— begin PROVIDED ENTRIES —

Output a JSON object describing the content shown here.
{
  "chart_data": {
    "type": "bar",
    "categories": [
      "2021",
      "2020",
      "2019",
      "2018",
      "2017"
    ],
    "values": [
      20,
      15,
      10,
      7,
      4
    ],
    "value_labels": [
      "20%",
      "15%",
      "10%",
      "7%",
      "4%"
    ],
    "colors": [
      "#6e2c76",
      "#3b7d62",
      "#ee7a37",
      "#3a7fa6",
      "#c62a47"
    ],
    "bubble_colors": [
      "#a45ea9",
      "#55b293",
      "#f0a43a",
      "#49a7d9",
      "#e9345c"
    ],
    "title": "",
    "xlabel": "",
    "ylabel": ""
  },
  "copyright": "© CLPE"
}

— end PROVIDED ENTRIES —

AIM OF THE EXERCISE: Give the entries once more, exactly as they appear.

EXERCISE RESULT:
Output a JSON object describing the content shown here.
{
  "chart_data": {
    "type": "bar",
    "categories": [
      "2021",
      "2020",
      "2019",
      "2018",
      "2017"
    ],
    "values": [
      20,
      15,
      10,
      7,
      4
    ],
    "value_labels": [
      "20%",
      "15%",
      "10%",
      "7%",
      "4%"
    ],
    "colors": [
      "#6e2c76",
      "#3b7d62",
      "#ee7a37",
      "#3a7fa6",
      "#c62a47"
    ],
    "bubble_colors": [
      "#a45ea9",
      "#55b293",
      "#f0a43a",
      "#49a7d9",
      "#e9345c"
    ],
    "title": "",
    "xlabel": "",
    "ylabel": ""
  },
  "copyright": "© CLPE"
}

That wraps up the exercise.